EXERCISE BRIEF: Revise the material below by changing "UI component" to "interface element" wherever it occurs, keeping every other line as it is.

Records of where elements appear:
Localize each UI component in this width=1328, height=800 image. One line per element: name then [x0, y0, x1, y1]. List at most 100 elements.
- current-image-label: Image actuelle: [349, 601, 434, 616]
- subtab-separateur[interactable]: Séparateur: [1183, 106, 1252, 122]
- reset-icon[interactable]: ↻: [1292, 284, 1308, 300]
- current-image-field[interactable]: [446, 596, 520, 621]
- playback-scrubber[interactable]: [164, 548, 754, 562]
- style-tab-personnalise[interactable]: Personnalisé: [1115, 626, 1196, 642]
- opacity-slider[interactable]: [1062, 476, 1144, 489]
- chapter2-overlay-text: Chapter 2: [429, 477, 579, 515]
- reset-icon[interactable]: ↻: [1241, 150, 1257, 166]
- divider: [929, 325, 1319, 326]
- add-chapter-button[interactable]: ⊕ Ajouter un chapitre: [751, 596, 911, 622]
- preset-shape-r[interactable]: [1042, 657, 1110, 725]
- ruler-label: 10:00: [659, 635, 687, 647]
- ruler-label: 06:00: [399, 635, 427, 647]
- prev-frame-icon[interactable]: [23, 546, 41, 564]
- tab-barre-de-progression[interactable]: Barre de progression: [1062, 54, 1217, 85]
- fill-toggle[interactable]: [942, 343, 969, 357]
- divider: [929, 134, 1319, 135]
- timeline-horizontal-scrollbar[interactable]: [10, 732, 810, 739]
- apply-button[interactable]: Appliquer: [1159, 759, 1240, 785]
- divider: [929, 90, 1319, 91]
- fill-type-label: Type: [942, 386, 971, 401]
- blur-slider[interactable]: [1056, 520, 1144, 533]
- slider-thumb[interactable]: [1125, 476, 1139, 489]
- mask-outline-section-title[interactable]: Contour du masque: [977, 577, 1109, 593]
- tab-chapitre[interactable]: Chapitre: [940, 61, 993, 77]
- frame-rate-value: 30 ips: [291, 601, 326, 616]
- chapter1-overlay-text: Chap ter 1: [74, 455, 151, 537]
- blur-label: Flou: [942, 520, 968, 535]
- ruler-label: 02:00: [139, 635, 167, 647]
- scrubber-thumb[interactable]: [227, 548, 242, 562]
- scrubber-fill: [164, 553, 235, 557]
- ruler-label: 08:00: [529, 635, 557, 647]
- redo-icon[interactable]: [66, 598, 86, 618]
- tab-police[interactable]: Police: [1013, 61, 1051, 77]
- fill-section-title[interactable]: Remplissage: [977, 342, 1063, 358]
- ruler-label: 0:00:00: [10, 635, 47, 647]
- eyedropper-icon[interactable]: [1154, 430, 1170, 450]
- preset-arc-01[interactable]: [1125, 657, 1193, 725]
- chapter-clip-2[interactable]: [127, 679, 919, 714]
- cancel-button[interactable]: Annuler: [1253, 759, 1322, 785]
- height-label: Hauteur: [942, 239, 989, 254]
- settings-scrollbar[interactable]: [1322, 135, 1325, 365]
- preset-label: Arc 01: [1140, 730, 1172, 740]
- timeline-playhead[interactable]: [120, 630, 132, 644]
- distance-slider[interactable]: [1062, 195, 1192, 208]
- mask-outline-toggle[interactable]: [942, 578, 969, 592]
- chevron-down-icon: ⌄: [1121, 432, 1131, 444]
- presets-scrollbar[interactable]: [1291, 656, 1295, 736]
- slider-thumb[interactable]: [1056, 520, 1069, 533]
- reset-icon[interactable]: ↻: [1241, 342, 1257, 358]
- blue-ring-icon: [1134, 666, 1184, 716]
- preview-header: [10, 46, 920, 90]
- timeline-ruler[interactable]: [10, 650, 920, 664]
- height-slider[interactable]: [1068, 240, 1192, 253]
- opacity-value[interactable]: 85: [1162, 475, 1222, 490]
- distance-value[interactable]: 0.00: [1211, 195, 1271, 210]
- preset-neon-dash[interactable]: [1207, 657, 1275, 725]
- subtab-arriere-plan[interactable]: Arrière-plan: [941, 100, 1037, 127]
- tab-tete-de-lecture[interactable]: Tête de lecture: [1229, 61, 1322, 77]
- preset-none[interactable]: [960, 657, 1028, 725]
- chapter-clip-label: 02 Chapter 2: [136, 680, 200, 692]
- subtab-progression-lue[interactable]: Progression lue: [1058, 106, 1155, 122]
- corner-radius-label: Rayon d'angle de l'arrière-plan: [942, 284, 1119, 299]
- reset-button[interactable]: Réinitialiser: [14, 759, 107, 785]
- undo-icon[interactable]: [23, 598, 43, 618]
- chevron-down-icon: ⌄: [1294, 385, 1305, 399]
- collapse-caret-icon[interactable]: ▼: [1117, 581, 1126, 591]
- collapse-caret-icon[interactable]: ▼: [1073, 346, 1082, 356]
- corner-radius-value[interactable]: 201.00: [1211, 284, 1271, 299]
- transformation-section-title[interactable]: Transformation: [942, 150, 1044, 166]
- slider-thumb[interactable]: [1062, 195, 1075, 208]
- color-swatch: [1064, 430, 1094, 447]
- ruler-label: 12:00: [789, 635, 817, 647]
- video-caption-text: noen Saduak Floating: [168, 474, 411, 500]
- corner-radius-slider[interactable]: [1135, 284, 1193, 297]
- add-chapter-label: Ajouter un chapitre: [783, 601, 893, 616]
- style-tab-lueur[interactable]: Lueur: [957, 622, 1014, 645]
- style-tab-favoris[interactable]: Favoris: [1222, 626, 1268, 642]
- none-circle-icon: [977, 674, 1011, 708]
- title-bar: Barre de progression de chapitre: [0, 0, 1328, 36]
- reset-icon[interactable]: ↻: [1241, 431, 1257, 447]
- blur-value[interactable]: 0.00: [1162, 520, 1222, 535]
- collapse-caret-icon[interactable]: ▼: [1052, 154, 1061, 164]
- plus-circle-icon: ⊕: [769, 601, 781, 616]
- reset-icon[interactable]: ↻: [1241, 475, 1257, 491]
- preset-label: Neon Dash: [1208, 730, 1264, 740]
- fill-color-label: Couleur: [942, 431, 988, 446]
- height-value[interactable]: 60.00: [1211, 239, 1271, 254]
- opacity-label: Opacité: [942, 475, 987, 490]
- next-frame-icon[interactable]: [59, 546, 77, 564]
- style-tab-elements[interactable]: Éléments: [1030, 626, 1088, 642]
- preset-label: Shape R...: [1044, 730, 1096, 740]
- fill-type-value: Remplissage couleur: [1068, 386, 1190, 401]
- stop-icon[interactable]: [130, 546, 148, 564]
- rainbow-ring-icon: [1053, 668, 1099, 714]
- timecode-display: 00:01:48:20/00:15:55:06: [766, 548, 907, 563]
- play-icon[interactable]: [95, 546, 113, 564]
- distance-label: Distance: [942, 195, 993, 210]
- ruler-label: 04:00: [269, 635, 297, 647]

FULL SOLUTION:
Localize each interface element in this width=1328, height=800 image. One line per element: name then [x0, y0, x1, y1]. List at most 100 elements.
- current-image-label: Image actuelle: [349, 601, 434, 616]
- subtab-separateur[interactable]: Séparateur: [1183, 106, 1252, 122]
- reset-icon[interactable]: ↻: [1292, 284, 1308, 300]
- current-image-field[interactable]: [446, 596, 520, 621]
- playback-scrubber[interactable]: [164, 548, 754, 562]
- style-tab-personnalise[interactable]: Personnalisé: [1115, 626, 1196, 642]
- opacity-slider[interactable]: [1062, 476, 1144, 489]
- chapter2-overlay-text: Chapter 2: [429, 477, 579, 515]
- reset-icon[interactable]: ↻: [1241, 150, 1257, 166]
- divider: [929, 325, 1319, 326]
- add-chapter-button[interactable]: ⊕ Ajouter un chapitre: [751, 596, 911, 622]
- preset-shape-r[interactable]: [1042, 657, 1110, 725]
- ruler-label: 10:00: [659, 635, 687, 647]
- ruler-label: 06:00: [399, 635, 427, 647]
- prev-frame-icon[interactable]: [23, 546, 41, 564]
- tab-barre-de-progression[interactable]: Barre de progression: [1062, 54, 1217, 85]
- fill-toggle[interactable]: [942, 343, 969, 357]
- divider: [929, 134, 1319, 135]
- timeline-horizontal-scrollbar[interactable]: [10, 732, 810, 739]
- apply-button[interactable]: Appliquer: [1159, 759, 1240, 785]
- divider: [929, 90, 1319, 91]
- fill-type-label: Type: [942, 386, 971, 401]
- blur-slider[interactable]: [1056, 520, 1144, 533]
- slider-thumb[interactable]: [1125, 476, 1139, 489]
- mask-outline-section-title[interactable]: Contour du masque: [977, 577, 1109, 593]
- tab-chapitre[interactable]: Chapitre: [940, 61, 993, 77]
- frame-rate-value: 30 ips: [291, 601, 326, 616]
- chapter1-overlay-text: Chap ter 1: [74, 455, 151, 537]
- blur-label: Flou: [942, 520, 968, 535]
- ruler-label: 02:00: [139, 635, 167, 647]
- scrubber-thumb[interactable]: [227, 548, 242, 562]
- scrubber-fill: [164, 553, 235, 557]
- ruler-label: 08:00: [529, 635, 557, 647]
- redo-icon[interactable]: [66, 598, 86, 618]
- tab-police[interactable]: Police: [1013, 61, 1051, 77]
- fill-section-title[interactable]: Remplissage: [977, 342, 1063, 358]
- ruler-label: 0:00:00: [10, 635, 47, 647]
- eyedropper-icon[interactable]: [1154, 430, 1170, 450]
- preset-arc-01[interactable]: [1125, 657, 1193, 725]
- chapter-clip-2[interactable]: [127, 679, 919, 714]
- cancel-button[interactable]: Annuler: [1253, 759, 1322, 785]
- height-label: Hauteur: [942, 239, 989, 254]
- settings-scrollbar[interactable]: [1322, 135, 1325, 365]
- preset-label: Arc 01: [1140, 730, 1172, 740]
- timeline-playhead[interactable]: [120, 630, 132, 644]
- distance-slider[interactable]: [1062, 195, 1192, 208]
- mask-outline-toggle[interactable]: [942, 578, 969, 592]
- chevron-down-icon: ⌄: [1121, 432, 1131, 444]
- presets-scrollbar[interactable]: [1291, 656, 1295, 736]
- slider-thumb[interactable]: [1056, 520, 1069, 533]
- reset-icon[interactable]: ↻: [1241, 342, 1257, 358]
- blue-ring-icon: [1134, 666, 1184, 716]
- preview-header: [10, 46, 920, 90]
- timeline-ruler[interactable]: [10, 650, 920, 664]
- height-slider[interactable]: [1068, 240, 1192, 253]
- opacity-value[interactable]: 85: [1162, 475, 1222, 490]
- distance-value[interactable]: 0.00: [1211, 195, 1271, 210]
- preset-neon-dash[interactable]: [1207, 657, 1275, 725]
- subtab-arriere-plan[interactable]: Arrière-plan: [941, 100, 1037, 127]
- tab-tete-de-lecture[interactable]: Tête de lecture: [1229, 61, 1322, 77]
- preset-none[interactable]: [960, 657, 1028, 725]
- chapter-clip-label: 02 Chapter 2: [136, 680, 200, 692]
- subtab-progression-lue[interactable]: Progression lue: [1058, 106, 1155, 122]
- corner-radius-label: Rayon d'angle de l'arrière-plan: [942, 284, 1119, 299]
- reset-button[interactable]: Réinitialiser: [14, 759, 107, 785]
- undo-icon[interactable]: [23, 598, 43, 618]
- chevron-down-icon: ⌄: [1294, 385, 1305, 399]
- collapse-caret-icon[interactable]: ▼: [1117, 581, 1126, 591]
- collapse-caret-icon[interactable]: ▼: [1073, 346, 1082, 356]
- corner-radius-value[interactable]: 201.00: [1211, 284, 1271, 299]
- transformation-section-title[interactable]: Transformation: [942, 150, 1044, 166]
- slider-thumb[interactable]: [1062, 195, 1075, 208]
- color-swatch: [1064, 430, 1094, 447]
- ruler-label: 12:00: [789, 635, 817, 647]
- video-caption-text: noen Saduak Floating: [168, 474, 411, 500]
- corner-radius-slider[interactable]: [1135, 284, 1193, 297]
- add-chapter-label: Ajouter un chapitre: [783, 601, 893, 616]
- style-tab-lueur[interactable]: Lueur: [957, 622, 1014, 645]
- style-tab-favoris[interactable]: Favoris: [1222, 626, 1268, 642]
- none-circle-icon: [977, 674, 1011, 708]
- title-bar: Barre de progression de chapitre: [0, 0, 1328, 36]
- reset-icon[interactable]: ↻: [1241, 431, 1257, 447]
- blur-value[interactable]: 0.00: [1162, 520, 1222, 535]
- collapse-caret-icon[interactable]: ▼: [1052, 154, 1061, 164]
- plus-circle-icon: ⊕: [769, 601, 781, 616]
- reset-icon[interactable]: ↻: [1241, 475, 1257, 491]
- preset-label: Neon Dash: [1208, 730, 1264, 740]
- fill-color-label: Couleur: [942, 431, 988, 446]
- height-value[interactable]: 60.00: [1211, 239, 1271, 254]
- opacity-label: Opacité: [942, 475, 987, 490]
- next-frame-icon[interactable]: [59, 546, 77, 564]
- style-tab-elements[interactable]: Éléments: [1030, 626, 1088, 642]
- preset-label: Shape R...: [1044, 730, 1096, 740]
- fill-type-value: Remplissage couleur: [1068, 386, 1190, 401]
- stop-icon[interactable]: [130, 546, 148, 564]
- rainbow-ring-icon: [1053, 668, 1099, 714]
- timecode-display: 00:01:48:20/00:15:55:06: [766, 548, 907, 563]
- play-icon[interactable]: [95, 546, 113, 564]
- distance-label: Distance: [942, 195, 993, 210]
- ruler-label: 04:00: [269, 635, 297, 647]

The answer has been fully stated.